**Input for this task:**
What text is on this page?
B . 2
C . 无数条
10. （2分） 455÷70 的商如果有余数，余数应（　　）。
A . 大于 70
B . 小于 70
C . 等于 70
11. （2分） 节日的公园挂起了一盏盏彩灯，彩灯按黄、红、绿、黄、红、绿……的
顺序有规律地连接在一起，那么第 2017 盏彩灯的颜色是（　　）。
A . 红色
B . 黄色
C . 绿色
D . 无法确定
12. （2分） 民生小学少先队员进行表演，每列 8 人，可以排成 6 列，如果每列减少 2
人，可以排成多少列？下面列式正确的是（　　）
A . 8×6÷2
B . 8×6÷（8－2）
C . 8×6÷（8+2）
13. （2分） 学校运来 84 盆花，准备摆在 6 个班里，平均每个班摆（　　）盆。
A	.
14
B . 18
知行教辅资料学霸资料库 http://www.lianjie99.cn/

**Task:** Reproduce every record above exactly as it appears.

**Written reply:**
What text is on this page?
B . 2
C . 无数条
10. （2分） 455÷70 的商如果有余数，余数应（　　）。
A . 大于 70
B . 小于 70
C . 等于 70
11. （2分） 节日的公园挂起了一盏盏彩灯，彩灯按黄、红、绿、黄、红、绿……的
顺序有规律地连接在一起，那么第 2017 盏彩灯的颜色是（　　）。
A . 红色
B . 黄色
C . 绿色
D . 无法确定
12. （2分） 民生小学少先队员进行表演，每列 8 人，可以排成 6 列，如果每列减少 2
人，可以排成多少列？下面列式正确的是（　　）
A . 8×6÷2
B . 8×6÷（8－2）
C . 8×6÷（8+2）
13. （2分） 学校运来 84 盆花，准备摆在 6 个班里，平均每个班摆（　　）盆。
A	.
14
B . 18
知行教辅资料学霸资料库 http://www.lianjie99.cn/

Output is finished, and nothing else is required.